[Dataset entries]
+ + + +

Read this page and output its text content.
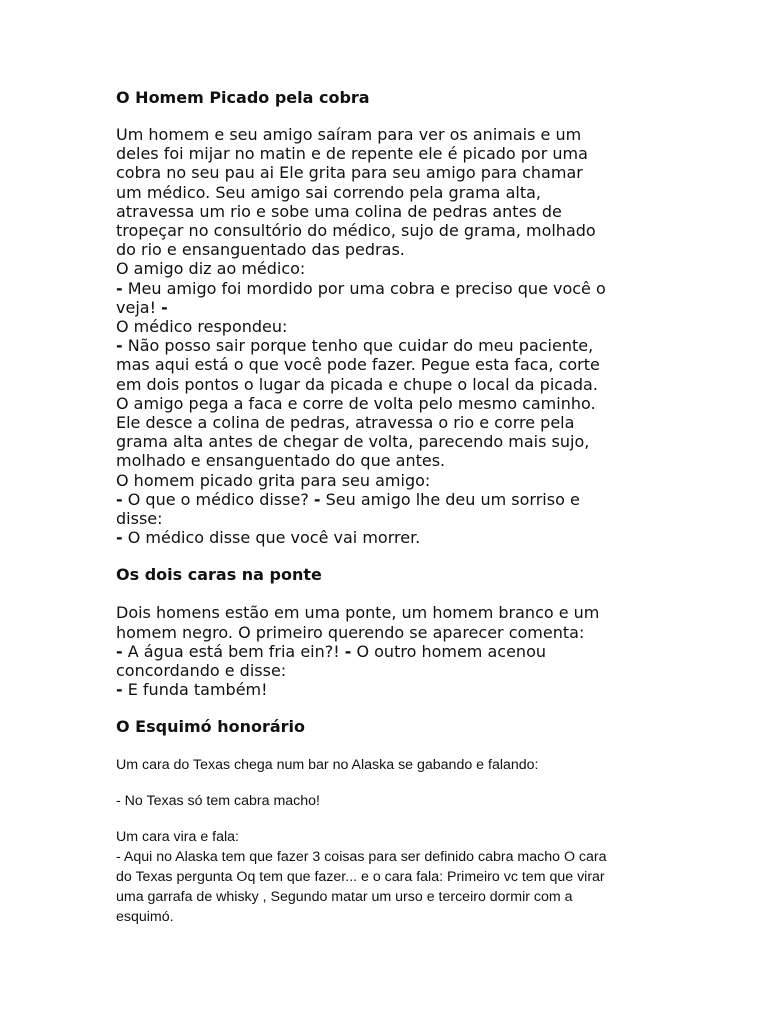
O Homem Picado pela cobra

Um homem e seu amigo saíram para ver os animais e um

deles foi mijar no matin e de repente ele é picado por uma

cobra no seu pau ai Ele grita para seu amigo para chamar

um médico. Seu amigo sai correndo pela grama alta,

atravessa um rio e sobe uma colina de pedras antes de

tropeçar no consultório do médico, sujo de grama, molhado

do rio e ensanguentado das pedras.

O amigo diz ao médico:

- Meu amigo foi mordido por uma cobra e preciso que você o

veja! -

O médico respondeu:

- Não posso sair porque tenho que cuidar do meu paciente,

mas aqui está o que você pode fazer. Pegue esta faca, corte

em dois pontos o lugar da picada e chupe o local da picada.

O amigo pega a faca e corre de volta pelo mesmo caminho.

Ele desce a colina de pedras, atravessa o rio e corre pela

grama alta antes de chegar de volta, parecendo mais sujo,

molhado e ensanguentado do que antes.

O homem picado grita para seu amigo:

- O que o médico disse? - Seu amigo lhe deu um sorriso e

disse:

- O médico disse que você vai morrer.

Os dois caras na ponte

Dois homens estão em uma ponte, um homem branco e um

homem negro. O primeiro querendo se aparecer comenta:

- A água está bem fria ein?! - O outro homem acenou

concordando e disse:

- E funda também!

O Esquimó honorário

Um cara do Texas chega num bar no Alaska se gabando e falando:

- No Texas só tem cabra macho!

Um cara vira e fala:

- Aqui no Alaska tem que fazer 3 coisas para ser definido cabra macho O cara

do Texas pergunta Oq tem que fazer... e o cara fala: Primeiro vc tem que virar

uma garrafa de whisky , Segundo matar um urso e terceiro dormir com a

esquimó.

+ + + +

◆ **WHAT NEEDS TO BE DONE**: Which lines hold the word "macho"? Copy each of them from the records.

◆ **THE OUTPUT**:
- No Texas só tem cabra macho!
- Aqui no Alaska tem que fazer 3 coisas para ser definido cabra macho O cara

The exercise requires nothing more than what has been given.